Figure record listings
>>>
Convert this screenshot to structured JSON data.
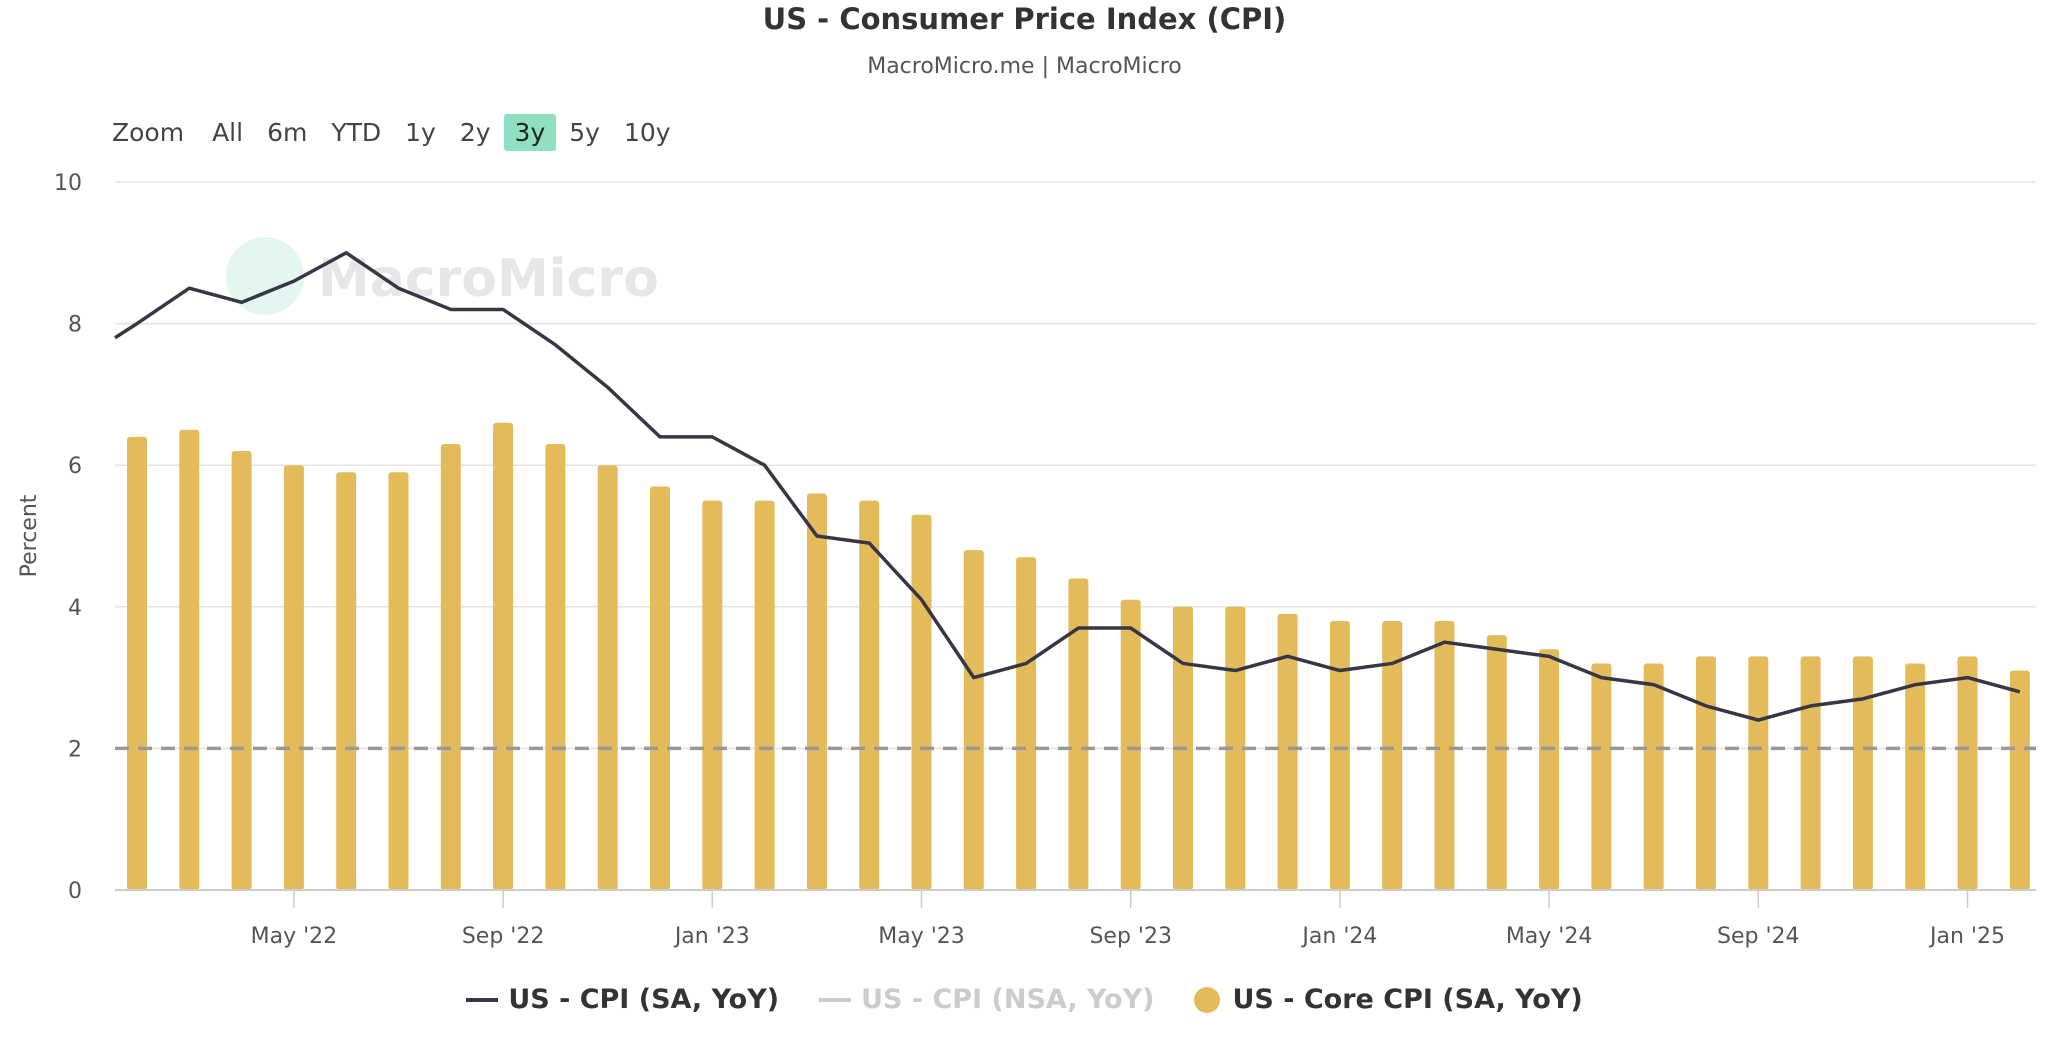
{
  "header": {
    "title": "US - Consumer Price Index (CPI)",
    "subtitle": "MacroMicro.me | MacroMicro"
  },
  "zoom": {
    "label": "Zoom",
    "options": [
      "All",
      "6m",
      "YTD",
      "1y",
      "2y",
      "3y",
      "5y",
      "10y"
    ],
    "active": "3y"
  },
  "watermark": "MacroMicro",
  "legend": [
    {
      "label": "US - CPI (SA, YoY)",
      "color": "#363645",
      "enabled": true
    },
    {
      "label": "US - CPI (NSA, YoY)",
      "color": "#cccccc",
      "enabled": false
    },
    {
      "label": "US - Core CPI (SA, YoY)",
      "color": "#e3bb5a",
      "enabled": true
    }
  ],
  "chart_data": {
    "type": "bar+line",
    "title": "US - Consumer Price Index (CPI)",
    "ylabel": "Percent",
    "ylim": [
      0,
      10
    ],
    "yticks": [
      0,
      2,
      4,
      6,
      8,
      10
    ],
    "xticks": [
      "May '22",
      "Sep '22",
      "Jan '23",
      "May '23",
      "Sep '23",
      "Jan '24",
      "May '24",
      "Sep '24",
      "Jan '25"
    ],
    "reference_line": {
      "value": 2,
      "style": "dashed",
      "color": "#999999"
    },
    "grid": true,
    "legend_position": "bottom",
    "x": [
      "2022-02",
      "2022-03",
      "2022-04",
      "2022-05",
      "2022-06",
      "2022-07",
      "2022-08",
      "2022-09",
      "2022-10",
      "2022-11",
      "2022-12",
      "2023-01",
      "2023-02",
      "2023-03",
      "2023-04",
      "2023-05",
      "2023-06",
      "2023-07",
      "2023-08",
      "2023-09",
      "2023-10",
      "2023-11",
      "2023-12",
      "2024-01",
      "2024-02",
      "2024-03",
      "2024-04",
      "2024-05",
      "2024-06",
      "2024-07",
      "2024-08",
      "2024-09",
      "2024-10",
      "2024-11",
      "2024-12",
      "2025-01",
      "2025-02"
    ],
    "series": [
      {
        "name": "US - CPI (SA, YoY)",
        "type": "line",
        "color": "#363645",
        "values": [
          8.0,
          8.5,
          8.3,
          8.6,
          9.0,
          8.5,
          8.2,
          8.2,
          7.7,
          7.1,
          6.4,
          6.4,
          6.0,
          5.0,
          4.9,
          4.1,
          3.0,
          3.2,
          3.7,
          3.7,
          3.2,
          3.1,
          3.3,
          3.1,
          3.2,
          3.5,
          3.4,
          3.3,
          3.0,
          2.9,
          2.6,
          2.4,
          2.6,
          2.7,
          2.9,
          3.0,
          2.8
        ]
      },
      {
        "name": "US - Core CPI (SA, YoY)",
        "type": "bar",
        "color": "#e3bb5a",
        "values": [
          6.4,
          6.5,
          6.2,
          6.0,
          5.9,
          5.9,
          6.3,
          6.6,
          6.3,
          6.0,
          5.7,
          5.5,
          5.5,
          5.6,
          5.5,
          5.3,
          4.8,
          4.7,
          4.4,
          4.1,
          4.0,
          4.0,
          3.9,
          3.8,
          3.8,
          3.8,
          3.6,
          3.4,
          3.2,
          3.2,
          3.3,
          3.3,
          3.3,
          3.3,
          3.2,
          3.3,
          3.1
        ]
      }
    ]
  }
}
<<<
**Instructions to follow:** Within the material above, find the lines that contain the word "Core"; copy them.

**Written answer:**
      "label": "US - Core CPI (SA, YoY)",
        "name": "US - Core CPI (SA, YoY)",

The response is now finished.